▶ **Given problem**
From the listing that follows, output everything exactly except the pictures.

[Extracts from a graphics dataset]

_ _ _ _

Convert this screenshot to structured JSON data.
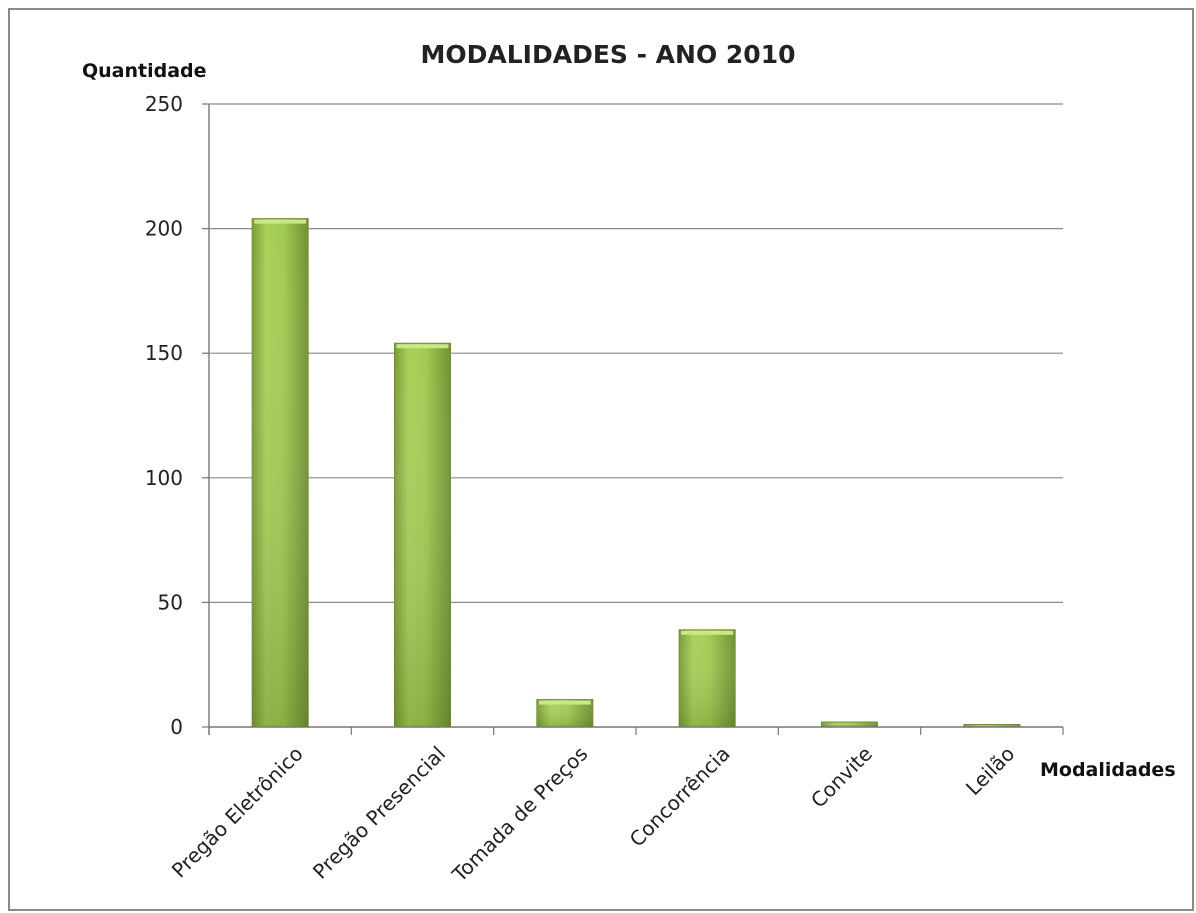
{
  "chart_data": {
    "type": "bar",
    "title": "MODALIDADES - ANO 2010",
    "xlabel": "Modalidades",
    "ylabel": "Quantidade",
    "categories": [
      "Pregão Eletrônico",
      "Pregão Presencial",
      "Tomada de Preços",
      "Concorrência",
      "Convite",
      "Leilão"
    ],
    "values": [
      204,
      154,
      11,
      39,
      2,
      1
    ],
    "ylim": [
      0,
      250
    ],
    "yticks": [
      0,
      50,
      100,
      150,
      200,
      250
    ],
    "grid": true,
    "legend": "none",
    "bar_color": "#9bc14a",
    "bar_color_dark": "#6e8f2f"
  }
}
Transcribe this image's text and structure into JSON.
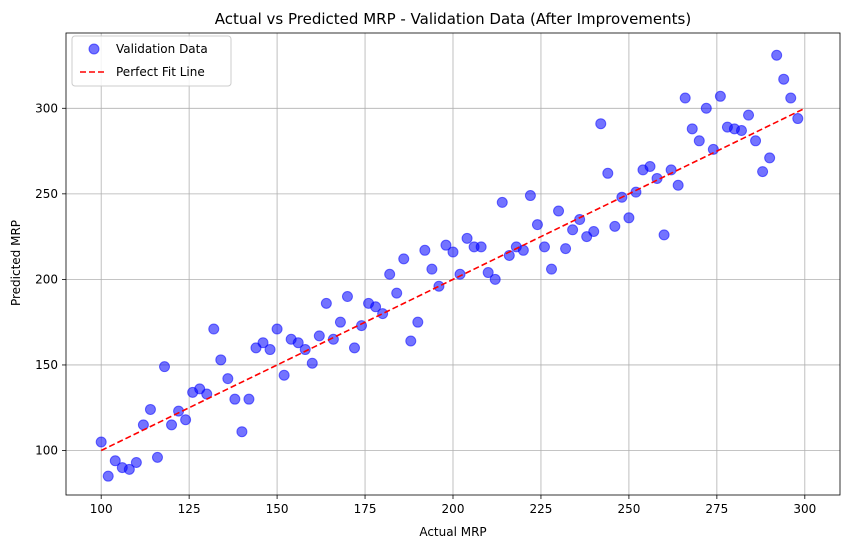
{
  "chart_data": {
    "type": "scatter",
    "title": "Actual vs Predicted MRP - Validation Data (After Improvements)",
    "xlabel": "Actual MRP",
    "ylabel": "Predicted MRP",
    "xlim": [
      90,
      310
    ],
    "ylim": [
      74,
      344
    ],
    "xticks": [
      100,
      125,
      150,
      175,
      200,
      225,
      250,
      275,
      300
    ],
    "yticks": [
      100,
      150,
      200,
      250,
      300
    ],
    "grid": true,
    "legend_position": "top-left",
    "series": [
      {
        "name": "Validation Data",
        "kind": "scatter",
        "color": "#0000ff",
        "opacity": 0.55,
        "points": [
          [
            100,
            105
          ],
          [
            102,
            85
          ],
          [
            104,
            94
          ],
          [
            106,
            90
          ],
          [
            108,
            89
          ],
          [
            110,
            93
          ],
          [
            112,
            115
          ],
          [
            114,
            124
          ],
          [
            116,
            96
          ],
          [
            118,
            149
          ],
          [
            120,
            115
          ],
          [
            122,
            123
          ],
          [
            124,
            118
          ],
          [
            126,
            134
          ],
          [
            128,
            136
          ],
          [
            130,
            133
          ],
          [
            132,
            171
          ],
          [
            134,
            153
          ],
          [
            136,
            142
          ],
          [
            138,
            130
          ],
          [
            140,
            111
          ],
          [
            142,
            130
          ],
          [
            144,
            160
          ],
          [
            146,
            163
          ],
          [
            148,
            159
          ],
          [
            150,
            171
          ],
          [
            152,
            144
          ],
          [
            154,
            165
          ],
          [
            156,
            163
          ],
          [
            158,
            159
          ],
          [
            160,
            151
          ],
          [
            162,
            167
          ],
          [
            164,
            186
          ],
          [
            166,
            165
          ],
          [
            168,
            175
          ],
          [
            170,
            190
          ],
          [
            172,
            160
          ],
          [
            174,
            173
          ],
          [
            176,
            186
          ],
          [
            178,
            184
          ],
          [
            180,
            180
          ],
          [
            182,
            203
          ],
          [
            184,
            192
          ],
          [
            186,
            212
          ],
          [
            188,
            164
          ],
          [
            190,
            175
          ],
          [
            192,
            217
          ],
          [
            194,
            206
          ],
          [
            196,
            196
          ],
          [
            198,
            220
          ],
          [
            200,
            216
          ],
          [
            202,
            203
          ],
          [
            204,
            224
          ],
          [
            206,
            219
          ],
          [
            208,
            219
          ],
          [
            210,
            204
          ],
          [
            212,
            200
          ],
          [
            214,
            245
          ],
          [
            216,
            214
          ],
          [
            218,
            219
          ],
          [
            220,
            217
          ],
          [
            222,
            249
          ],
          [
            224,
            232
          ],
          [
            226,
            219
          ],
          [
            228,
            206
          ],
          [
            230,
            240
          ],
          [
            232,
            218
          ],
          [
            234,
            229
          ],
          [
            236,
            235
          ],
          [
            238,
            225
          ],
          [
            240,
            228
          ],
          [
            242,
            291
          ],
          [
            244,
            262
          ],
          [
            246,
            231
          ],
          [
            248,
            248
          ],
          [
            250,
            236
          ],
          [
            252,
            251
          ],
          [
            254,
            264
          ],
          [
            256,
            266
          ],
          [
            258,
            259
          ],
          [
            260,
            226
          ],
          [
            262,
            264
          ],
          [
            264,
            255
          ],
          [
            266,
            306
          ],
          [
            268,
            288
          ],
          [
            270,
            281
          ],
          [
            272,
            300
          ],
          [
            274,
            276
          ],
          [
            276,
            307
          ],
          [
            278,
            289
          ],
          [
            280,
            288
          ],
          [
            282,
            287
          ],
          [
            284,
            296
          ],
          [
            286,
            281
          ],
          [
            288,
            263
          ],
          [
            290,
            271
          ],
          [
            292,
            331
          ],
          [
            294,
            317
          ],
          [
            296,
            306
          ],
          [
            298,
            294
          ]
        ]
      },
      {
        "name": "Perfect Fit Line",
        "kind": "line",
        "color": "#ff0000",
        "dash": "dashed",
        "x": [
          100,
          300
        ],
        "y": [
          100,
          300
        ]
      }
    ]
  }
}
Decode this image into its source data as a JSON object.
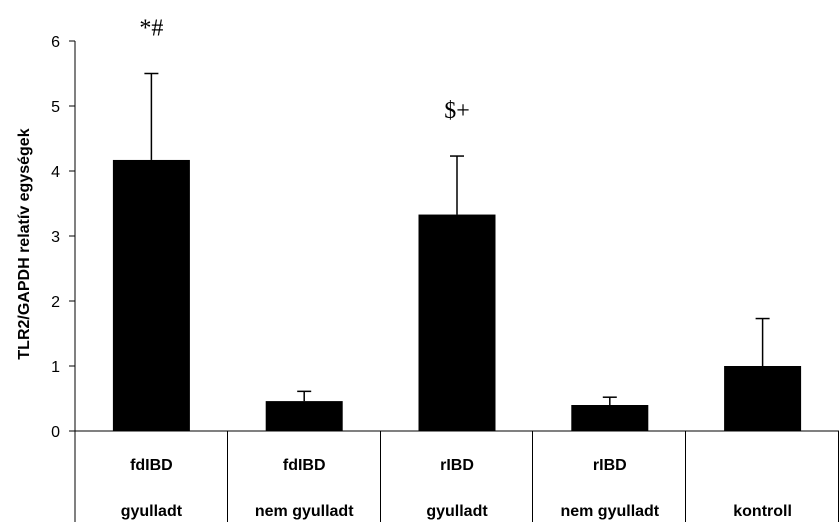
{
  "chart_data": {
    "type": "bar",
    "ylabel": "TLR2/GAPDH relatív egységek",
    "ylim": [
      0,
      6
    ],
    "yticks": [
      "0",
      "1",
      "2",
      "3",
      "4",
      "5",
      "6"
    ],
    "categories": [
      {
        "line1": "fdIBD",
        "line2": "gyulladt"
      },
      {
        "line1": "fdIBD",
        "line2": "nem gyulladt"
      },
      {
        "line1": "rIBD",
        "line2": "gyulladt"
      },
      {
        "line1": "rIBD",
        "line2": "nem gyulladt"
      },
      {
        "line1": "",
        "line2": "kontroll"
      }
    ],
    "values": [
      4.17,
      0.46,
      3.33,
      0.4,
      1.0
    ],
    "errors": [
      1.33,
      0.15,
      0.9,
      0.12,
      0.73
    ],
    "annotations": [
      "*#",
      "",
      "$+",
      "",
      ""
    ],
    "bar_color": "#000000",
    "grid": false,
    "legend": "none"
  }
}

_ _ _ _

▶ **Problem solution**
Convert this screenshot to structured JSON data.
{
  "chart_data": {
    "type": "bar",
    "title": "MODALIDADES - ANO 2010",
    "xlabel": "Modalidades",
    "ylabel": "Quantidade",
    "categories": [
      "Pregão Eletrônico",
      "Pregão Presencial",
      "Tomada de Preços",
      "Concorrência",
      "Convite",
      "Leilão"
    ],
    "values": [
      204,
      154,
      11,
      39,
      2,
      1
    ],
    "ylim": [
      0,
      250
    ],
    "yticks": [
      0,
      50,
      100,
      150,
      200,
      250
    ],
    "grid": true,
    "legend": "none",
    "bar_color": "#9bc14a",
    "bar_color_dark": "#6e8f2f"
  }
}
Transcribe this image's text and structure into JSON.
{
  "chart_data": {
    "type": "scatter",
    "title": "Actual vs Predicted MRP - Validation Data (After Improvements)",
    "xlabel": "Actual MRP",
    "ylabel": "Predicted MRP",
    "xlim": [
      90,
      310
    ],
    "ylim": [
      74,
      344
    ],
    "xticks": [
      100,
      125,
      150,
      175,
      200,
      225,
      250,
      275,
      300
    ],
    "yticks": [
      100,
      150,
      200,
      250,
      300
    ],
    "grid": true,
    "legend_position": "top-left",
    "series": [
      {
        "name": "Validation Data",
        "kind": "scatter",
        "color": "#0000ff",
        "opacity": 0.55,
        "points": [
          [
            100,
            105
          ],
          [
            102,
            85
          ],
          [
            104,
            94
          ],
          [
            106,
            90
          ],
          [
            108,
            89
          ],
          [
            110,
            93
          ],
          [
            112,
            115
          ],
          [
            114,
            124
          ],
          [
            116,
            96
          ],
          [
            118,
            149
          ],
          [
            120,
            115
          ],
          [
            122,
            123
          ],
          [
            124,
            118
          ],
          [
            126,
            134
          ],
          [
            128,
            136
          ],
          [
            130,
            133
          ],
          [
            132,
            171
          ],
          [
            134,
            153
          ],
          [
            136,
            142
          ],
          [
            138,
            130
          ],
          [
            140,
            111
          ],
          [
            142,
            130
          ],
          [
            144,
            160
          ],
          [
            146,
            163
          ],
          [
            148,
            159
          ],
          [
            150,
            171
          ],
          [
            152,
            144
          ],
          [
            154,
            165
          ],
          [
            156,
            163
          ],
          [
            158,
            159
          ],
          [
            160,
            151
          ],
          [
            162,
            167
          ],
          [
            164,
            186
          ],
          [
            166,
            165
          ],
          [
            168,
            175
          ],
          [
            170,
            190
          ],
          [
            172,
            160
          ],
          [
            174,
            173
          ],
          [
            176,
            186
          ],
          [
            178,
            184
          ],
          [
            180,
            180
          ],
          [
            182,
            203
          ],
          [
            184,
            192
          ],
          [
            186,
            212
          ],
          [
            188,
            164
          ],
          [
            190,
            175
          ],
          [
            192,
            217
          ],
          [
            194,
            206
          ],
          [
            196,
            196
          ],
          [
            198,
            220
          ],
          [
            200,
            216
          ],
          [
            202,
            203
          ],
          [
            204,
            224
          ],
          [
            206,
            219
          ],
          [
            208,
            219
          ],
          [
            210,
            204
          ],
          [
            212,
            200
          ],
          [
            214,
            245
          ],
          [
            216,
            214
          ],
          [
            218,
            219
          ],
          [
            220,
            217
          ],
          [
            222,
            249
          ],
          [
            224,
            232
          ],
          [
            226,
            219
          ],
          [
            228,
            206
          ],
          [
            230,
            240
          ],
          [
            232,
            218
          ],
          [
            234,
            229
          ],
          [
            236,
            235
          ],
          [
            238,
            225
          ],
          [
            240,
            228
          ],
          [
            242,
            291
          ],
          [
            244,
            262
          ],
          [
            246,
            231
          ],
          [
            248,
            248
          ],
          [
            250,
            236
          ],
          [
            252,
            251
          ],
          [
            254,
            264
          ],
          [
            256,
            266
          ],
          [
            258,
            259
          ],
          [
            260,
            226
          ],
          [
            262,
            264
          ],
          [
            264,
            255
          ],
          [
            266,
            306
          ],
          [
            268,
            288
          ],
          [
            270,
            281
          ],
          [
            272,
            300
          ],
          [
            274,
            276
          ],
          [
            276,
            307
          ],
          [
            278,
            289
          ],
          [
            280,
            288
          ],
          [
            282,
            287
          ],
          [
            284,
            296
          ],
          [
            286,
            281
          ],
          [
            288,
            263
          ],
          [
            290,
            271
          ],
          [
            292,
            331
          ],
          [
            294,
            317
          ],
          [
            296,
            306
          ],
          [
            298,
            294
          ]
        ]
      },
      {
        "name": "Perfect Fit Line",
        "kind": "line",
        "color": "#ff0000",
        "dash": "dashed",
        "x": [
          100,
          300
        ],
        "y": [
          100,
          300
        ]
      }
    ]
  }
}
Decode this image into its source data as a JSON object.
{
  "chart_data": {
    "type": "bar",
    "ylabel": "TLR2/GAPDH relatív egységek",
    "ylim": [
      0,
      6
    ],
    "yticks": [
      "0",
      "1",
      "2",
      "3",
      "4",
      "5",
      "6"
    ],
    "categories": [
      {
        "line1": "fdIBD",
        "line2": "gyulladt"
      },
      {
        "line1": "fdIBD",
        "line2": "nem gyulladt"
      },
      {
        "line1": "rIBD",
        "line2": "gyulladt"
      },
      {
        "line1": "rIBD",
        "line2": "nem gyulladt"
      },
      {
        "line1": "",
        "line2": "kontroll"
      }
    ],
    "values": [
      4.17,
      0.46,
      3.33,
      0.4,
      1.0
    ],
    "errors": [
      1.33,
      0.15,
      0.9,
      0.12,
      0.73
    ],
    "annotations": [
      "*#",
      "",
      "$+",
      "",
      ""
    ],
    "bar_color": "#000000",
    "grid": false,
    "legend": "none"
  }
}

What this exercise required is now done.